### TASK OBJECTIVE:
Leave out the pictures and repeat the rest of the material exactly.

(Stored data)
= = = = =

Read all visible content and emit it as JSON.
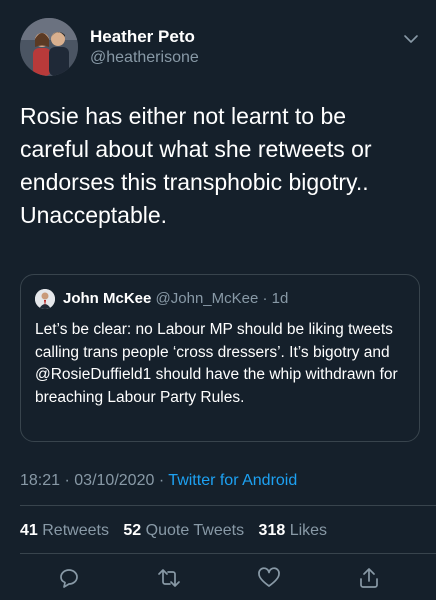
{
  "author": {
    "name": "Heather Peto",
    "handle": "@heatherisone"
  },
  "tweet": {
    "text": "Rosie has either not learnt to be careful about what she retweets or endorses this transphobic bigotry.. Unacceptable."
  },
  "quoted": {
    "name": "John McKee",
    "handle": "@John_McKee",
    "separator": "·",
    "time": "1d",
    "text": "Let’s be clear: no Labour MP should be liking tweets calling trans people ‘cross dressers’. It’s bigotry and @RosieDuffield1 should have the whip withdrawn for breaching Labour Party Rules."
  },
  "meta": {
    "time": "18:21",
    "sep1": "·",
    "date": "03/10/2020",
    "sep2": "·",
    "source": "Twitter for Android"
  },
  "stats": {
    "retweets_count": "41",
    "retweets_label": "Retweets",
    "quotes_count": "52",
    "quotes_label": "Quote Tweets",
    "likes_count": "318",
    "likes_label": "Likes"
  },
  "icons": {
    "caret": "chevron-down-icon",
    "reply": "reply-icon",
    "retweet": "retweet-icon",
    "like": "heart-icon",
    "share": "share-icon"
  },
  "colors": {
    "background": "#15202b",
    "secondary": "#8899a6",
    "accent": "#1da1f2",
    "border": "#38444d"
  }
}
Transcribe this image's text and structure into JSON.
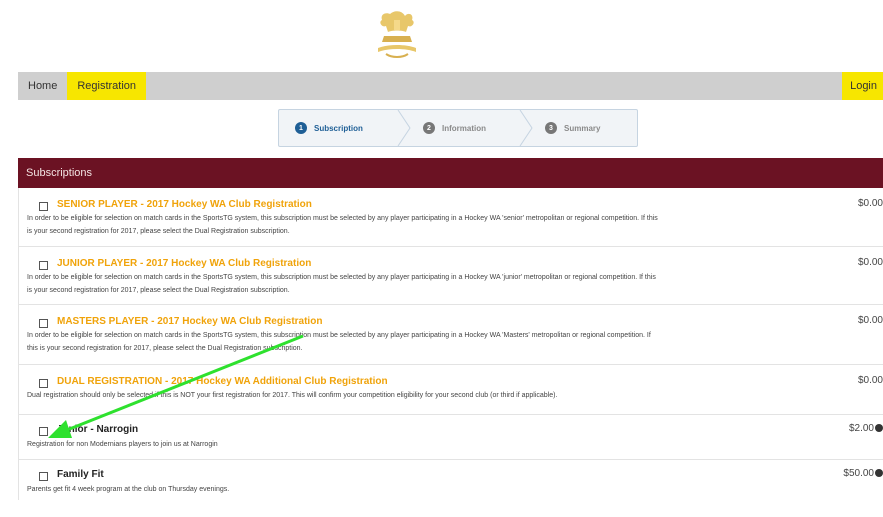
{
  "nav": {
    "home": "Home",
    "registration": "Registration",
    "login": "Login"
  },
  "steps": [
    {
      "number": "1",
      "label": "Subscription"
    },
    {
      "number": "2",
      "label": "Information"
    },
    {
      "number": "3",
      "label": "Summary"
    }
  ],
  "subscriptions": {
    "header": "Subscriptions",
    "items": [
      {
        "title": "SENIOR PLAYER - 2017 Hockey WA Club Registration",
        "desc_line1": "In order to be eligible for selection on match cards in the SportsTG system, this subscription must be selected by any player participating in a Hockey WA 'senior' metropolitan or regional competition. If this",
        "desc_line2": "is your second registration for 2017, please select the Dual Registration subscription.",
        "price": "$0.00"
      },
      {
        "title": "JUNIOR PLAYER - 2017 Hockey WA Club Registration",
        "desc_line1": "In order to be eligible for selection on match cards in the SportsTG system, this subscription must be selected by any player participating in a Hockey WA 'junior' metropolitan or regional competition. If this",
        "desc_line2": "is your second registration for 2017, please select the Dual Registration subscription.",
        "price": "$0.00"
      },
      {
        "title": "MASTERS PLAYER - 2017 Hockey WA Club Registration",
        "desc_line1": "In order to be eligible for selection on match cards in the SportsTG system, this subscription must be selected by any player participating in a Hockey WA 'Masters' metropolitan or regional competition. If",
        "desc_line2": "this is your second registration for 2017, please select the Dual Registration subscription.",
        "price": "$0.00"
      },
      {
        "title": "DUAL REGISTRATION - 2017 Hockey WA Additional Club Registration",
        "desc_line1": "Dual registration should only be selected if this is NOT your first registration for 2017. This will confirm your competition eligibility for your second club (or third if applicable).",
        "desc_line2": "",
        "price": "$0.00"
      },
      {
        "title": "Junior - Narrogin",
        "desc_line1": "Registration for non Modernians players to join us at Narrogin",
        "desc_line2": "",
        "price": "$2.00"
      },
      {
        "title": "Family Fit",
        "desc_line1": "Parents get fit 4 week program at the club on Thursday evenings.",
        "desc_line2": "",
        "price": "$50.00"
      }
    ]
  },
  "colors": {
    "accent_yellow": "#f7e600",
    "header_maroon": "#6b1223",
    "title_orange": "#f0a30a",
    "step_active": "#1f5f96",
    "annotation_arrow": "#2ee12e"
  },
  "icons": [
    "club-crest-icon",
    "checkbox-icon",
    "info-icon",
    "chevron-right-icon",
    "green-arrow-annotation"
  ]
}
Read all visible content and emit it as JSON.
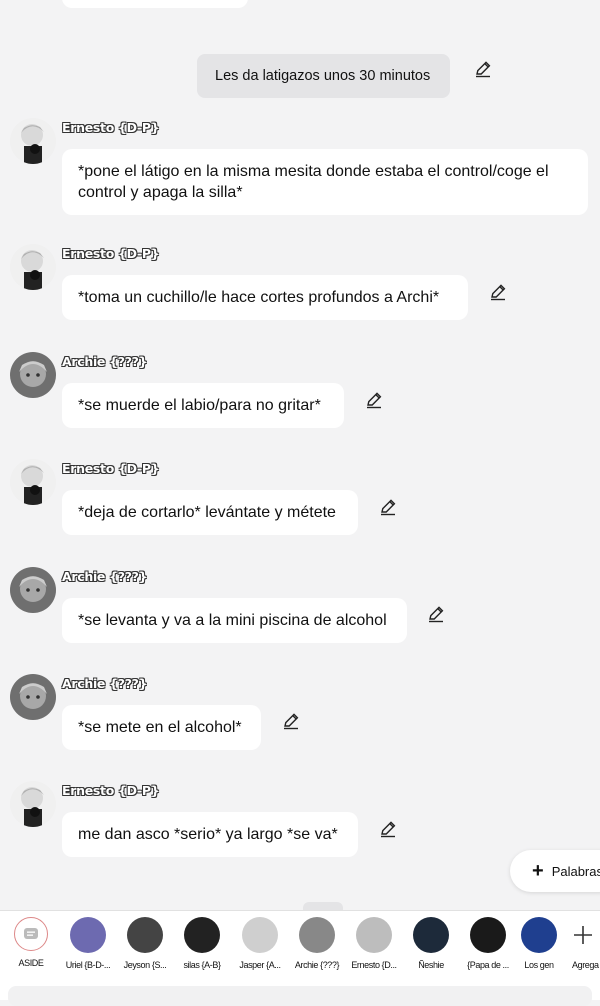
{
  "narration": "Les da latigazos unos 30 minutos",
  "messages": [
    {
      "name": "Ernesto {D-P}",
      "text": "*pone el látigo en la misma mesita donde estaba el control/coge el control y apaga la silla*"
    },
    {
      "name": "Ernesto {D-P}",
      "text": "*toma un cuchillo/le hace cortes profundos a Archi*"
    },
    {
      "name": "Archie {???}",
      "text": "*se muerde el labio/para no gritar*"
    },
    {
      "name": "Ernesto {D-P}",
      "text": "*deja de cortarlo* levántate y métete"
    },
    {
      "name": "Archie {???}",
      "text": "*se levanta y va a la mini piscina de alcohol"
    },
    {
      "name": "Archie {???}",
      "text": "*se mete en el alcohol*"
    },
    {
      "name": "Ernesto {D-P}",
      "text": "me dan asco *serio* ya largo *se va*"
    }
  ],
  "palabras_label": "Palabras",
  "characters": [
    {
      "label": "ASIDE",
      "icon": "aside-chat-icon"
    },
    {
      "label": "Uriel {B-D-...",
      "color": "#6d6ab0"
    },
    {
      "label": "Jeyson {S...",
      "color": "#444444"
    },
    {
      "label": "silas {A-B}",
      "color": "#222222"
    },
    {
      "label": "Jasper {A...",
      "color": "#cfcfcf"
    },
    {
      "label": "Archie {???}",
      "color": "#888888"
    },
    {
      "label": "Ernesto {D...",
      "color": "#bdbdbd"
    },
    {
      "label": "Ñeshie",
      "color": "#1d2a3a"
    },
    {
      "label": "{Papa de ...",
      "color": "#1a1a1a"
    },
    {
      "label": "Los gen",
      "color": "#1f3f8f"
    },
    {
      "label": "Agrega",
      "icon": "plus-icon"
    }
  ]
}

= = = = =

### EXERCISE OUTPUT:
Read all visible content and emit it as JSON.
{
  "author": {
    "name": "Heather Peto",
    "handle": "@heatherisone"
  },
  "tweet": {
    "text": "Rosie has either not learnt to be careful about what she retweets or endorses this transphobic bigotry.. Unacceptable."
  },
  "quoted": {
    "name": "John McKee",
    "handle": "@John_McKee",
    "separator": "·",
    "time": "1d",
    "text": "Let’s be clear: no Labour MP should be liking tweets calling trans people ‘cross dressers’. It’s bigotry and @RosieDuffield1 should have the whip withdrawn for breaching Labour Party Rules."
  },
  "meta": {
    "time": "18:21",
    "sep1": "·",
    "date": "03/10/2020",
    "sep2": "·",
    "source": "Twitter for Android"
  },
  "stats": {
    "retweets_count": "41",
    "retweets_label": "Retweets",
    "quotes_count": "52",
    "quotes_label": "Quote Tweets",
    "likes_count": "318",
    "likes_label": "Likes"
  },
  "icons": {
    "caret": "chevron-down-icon",
    "reply": "reply-icon",
    "retweet": "retweet-icon",
    "like": "heart-icon",
    "share": "share-icon"
  },
  "colors": {
    "background": "#15202b",
    "secondary": "#8899a6",
    "accent": "#1da1f2",
    "border": "#38444d"
  }
}
Transcribe this image's text and structure into JSON.
{
  "nav": {
    "home": "Home",
    "registration": "Registration",
    "login": "Login"
  },
  "steps": [
    {
      "number": "1",
      "label": "Subscription"
    },
    {
      "number": "2",
      "label": "Information"
    },
    {
      "number": "3",
      "label": "Summary"
    }
  ],
  "subscriptions": {
    "header": "Subscriptions",
    "items": [
      {
        "title": "SENIOR PLAYER - 2017 Hockey WA Club Registration",
        "desc_line1": "In order to be eligible for selection on match cards in the SportsTG system, this subscription must be selected by any player participating in a Hockey WA 'senior' metropolitan or regional competition. If this",
        "desc_line2": "is your second registration for 2017, please select the Dual Registration subscription.",
        "price": "$0.00"
      },
      {
        "title": "JUNIOR PLAYER - 2017 Hockey WA Club Registration",
        "desc_line1": "In order to be eligible for selection on match cards in the SportsTG system, this subscription must be selected by any player participating in a Hockey WA 'junior' metropolitan or regional competition. If this",
        "desc_line2": "is your second registration for 2017, please select the Dual Registration subscription.",
        "price": "$0.00"
      },
      {
        "title": "MASTERS PLAYER - 2017 Hockey WA Club Registration",
        "desc_line1": "In order to be eligible for selection on match cards in the SportsTG system, this subscription must be selected by any player participating in a Hockey WA 'Masters' metropolitan or regional competition. If",
        "desc_line2": "this is your second registration for 2017, please select the Dual Registration subscription.",
        "price": "$0.00"
      },
      {
        "title": "DUAL REGISTRATION - 2017 Hockey WA Additional Club Registration",
        "desc_line1": "Dual registration should only be selected if this is NOT your first registration for 2017. This will confirm your competition eligibility for your second club (or third if applicable).",
        "desc_line2": "",
        "price": "$0.00"
      },
      {
        "title": "Junior - Narrogin",
        "desc_line1": "Registration for non Modernians players to join us at Narrogin",
        "desc_line2": "",
        "price": "$2.00"
      },
      {
        "title": "Family Fit",
        "desc_line1": "Parents get fit 4 week program at the club on Thursday evenings.",
        "desc_line2": "",
        "price": "$50.00"
      }
    ]
  },
  "colors": {
    "accent_yellow": "#f7e600",
    "header_maroon": "#6b1223",
    "title_orange": "#f0a30a",
    "step_active": "#1f5f96",
    "annotation_arrow": "#2ee12e"
  },
  "icons": [
    "club-crest-icon",
    "checkbox-icon",
    "info-icon",
    "chevron-right-icon",
    "green-arrow-annotation"
  ]
}
Read all visible content and emit it as JSON.
{
  "narration": "Les da latigazos unos 30 minutos",
  "messages": [
    {
      "name": "Ernesto {D-P}",
      "text": "*pone el látigo en la misma mesita donde estaba el control/coge el control y apaga la silla*"
    },
    {
      "name": "Ernesto {D-P}",
      "text": "*toma un cuchillo/le hace cortes profundos a Archi*"
    },
    {
      "name": "Archie {???}",
      "text": "*se muerde el labio/para no gritar*"
    },
    {
      "name": "Ernesto {D-P}",
      "text": "*deja de cortarlo* levántate y métete"
    },
    {
      "name": "Archie {???}",
      "text": "*se levanta y va a la mini piscina de alcohol"
    },
    {
      "name": "Archie {???}",
      "text": "*se mete en el alcohol*"
    },
    {
      "name": "Ernesto {D-P}",
      "text": "me dan asco *serio* ya largo *se va*"
    }
  ],
  "palabras_label": "Palabras",
  "characters": [
    {
      "label": "ASIDE",
      "icon": "aside-chat-icon"
    },
    {
      "label": "Uriel {B-D-...",
      "color": "#6d6ab0"
    },
    {
      "label": "Jeyson {S...",
      "color": "#444444"
    },
    {
      "label": "silas {A-B}",
      "color": "#222222"
    },
    {
      "label": "Jasper {A...",
      "color": "#cfcfcf"
    },
    {
      "label": "Archie {???}",
      "color": "#888888"
    },
    {
      "label": "Ernesto {D...",
      "color": "#bdbdbd"
    },
    {
      "label": "Ñeshie",
      "color": "#1d2a3a"
    },
    {
      "label": "{Papa de ...",
      "color": "#1a1a1a"
    },
    {
      "label": "Los gen",
      "color": "#1f3f8f"
    },
    {
      "label": "Agrega",
      "icon": "plus-icon"
    }
  ]
}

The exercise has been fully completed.